STATED TASK:
Extract every line of the material below and reproduce it faithfully.

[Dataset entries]
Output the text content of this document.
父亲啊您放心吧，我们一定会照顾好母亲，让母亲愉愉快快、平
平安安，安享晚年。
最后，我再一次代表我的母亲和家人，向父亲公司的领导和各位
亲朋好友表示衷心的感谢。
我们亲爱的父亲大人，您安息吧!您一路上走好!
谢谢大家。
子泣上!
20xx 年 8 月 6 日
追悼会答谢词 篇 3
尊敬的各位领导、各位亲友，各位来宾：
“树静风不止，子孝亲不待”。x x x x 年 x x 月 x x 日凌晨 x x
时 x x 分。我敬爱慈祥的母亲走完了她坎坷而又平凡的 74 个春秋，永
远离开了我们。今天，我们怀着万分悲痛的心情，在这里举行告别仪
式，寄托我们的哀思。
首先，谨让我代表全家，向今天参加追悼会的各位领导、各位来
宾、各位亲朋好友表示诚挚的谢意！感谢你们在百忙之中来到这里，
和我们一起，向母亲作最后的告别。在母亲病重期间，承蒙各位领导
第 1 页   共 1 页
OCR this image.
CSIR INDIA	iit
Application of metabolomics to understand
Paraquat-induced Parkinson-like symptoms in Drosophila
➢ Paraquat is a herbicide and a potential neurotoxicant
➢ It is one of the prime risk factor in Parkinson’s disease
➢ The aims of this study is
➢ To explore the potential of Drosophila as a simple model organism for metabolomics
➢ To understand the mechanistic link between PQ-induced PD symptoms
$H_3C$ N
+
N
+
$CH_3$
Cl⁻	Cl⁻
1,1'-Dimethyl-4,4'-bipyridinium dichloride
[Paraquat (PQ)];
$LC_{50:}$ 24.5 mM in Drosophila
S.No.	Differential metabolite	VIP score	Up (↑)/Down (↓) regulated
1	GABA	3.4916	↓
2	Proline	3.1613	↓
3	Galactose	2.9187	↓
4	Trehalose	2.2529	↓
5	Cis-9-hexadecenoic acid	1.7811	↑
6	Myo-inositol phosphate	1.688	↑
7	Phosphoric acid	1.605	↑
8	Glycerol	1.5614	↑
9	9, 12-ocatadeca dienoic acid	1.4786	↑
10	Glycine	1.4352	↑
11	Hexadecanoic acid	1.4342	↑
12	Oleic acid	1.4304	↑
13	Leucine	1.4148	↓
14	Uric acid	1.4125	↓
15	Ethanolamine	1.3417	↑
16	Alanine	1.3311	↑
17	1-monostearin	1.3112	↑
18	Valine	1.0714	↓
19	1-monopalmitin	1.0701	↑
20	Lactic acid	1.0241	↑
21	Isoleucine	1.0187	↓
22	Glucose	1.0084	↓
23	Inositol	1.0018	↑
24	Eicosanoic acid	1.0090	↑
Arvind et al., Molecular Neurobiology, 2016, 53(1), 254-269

THE RESULT:
Output the text content of this document.
父亲啊您放心吧，我们一定会照顾好母亲，让母亲愉愉快快、平
平安安，安享晚年。
最后，我再一次代表我的母亲和家人，向父亲公司的领导和各位
亲朋好友表示衷心的感谢。
我们亲爱的父亲大人，您安息吧!您一路上走好!
谢谢大家。
子泣上!
20xx 年 8 月 6 日
追悼会答谢词 篇 3
尊敬的各位领导、各位亲友，各位来宾：
“树静风不止，子孝亲不待”。x x x x 年 x x 月 x x 日凌晨 x x
时 x x 分。我敬爱慈祥的母亲走完了她坎坷而又平凡的 74 个春秋，永
远离开了我们。今天，我们怀着万分悲痛的心情，在这里举行告别仪
式，寄托我们的哀思。
首先，谨让我代表全家，向今天参加追悼会的各位领导、各位来
宾、各位亲朋好友表示诚挚的谢意！感谢你们在百忙之中来到这里，
和我们一起，向母亲作最后的告别。在母亲病重期间，承蒙各位领导
第 1 页   共 1 页
OCR this image.
CSIR INDIA	iit
Application of metabolomics to understand
Paraquat-induced Parkinson-like symptoms in Drosophila
➢ Paraquat is a herbicide and a potential neurotoxicant
➢ It is one of the prime risk factor in Parkinson’s disease
➢ The aims of this study is
➢ To explore the potential of Drosophila as a simple model organism for metabolomics
➢ To understand the mechanistic link between PQ-induced PD symptoms
$H_3C$ N
+
N
+
$CH_3$
Cl⁻	Cl⁻
1,1'-Dimethyl-4,4'-bipyridinium dichloride
[Paraquat (PQ)];
$LC_{50:}$ 24.5 mM in Drosophila
S.No.	Differential metabolite	VIP score	Up (↑)/Down (↓) regulated
1	GABA	3.4916	↓
2	Proline	3.1613	↓
3	Galactose	2.9187	↓
4	Trehalose	2.2529	↓
5	Cis-9-hexadecenoic acid	1.7811	↑
6	Myo-inositol phosphate	1.688	↑
7	Phosphoric acid	1.605	↑
8	Glycerol	1.5614	↑
9	9, 12-ocatadeca dienoic acid	1.4786	↑
10	Glycine	1.4352	↑
11	Hexadecanoic acid	1.4342	↑
12	Oleic acid	1.4304	↑
13	Leucine	1.4148	↓
14	Uric acid	1.4125	↓
15	Ethanolamine	1.3417	↑
16	Alanine	1.3311	↑
17	1-monostearin	1.3112	↑
18	Valine	1.0714	↓
19	1-monopalmitin	1.0701	↑
20	Lactic acid	1.0241	↑
21	Isoleucine	1.0187	↓
22	Glucose	1.0084	↓
23	Inositol	1.0018	↑
24	Eicosanoic acid	1.0090	↑
Arvind et al., Molecular Neurobiology, 2016, 53(1), 254-269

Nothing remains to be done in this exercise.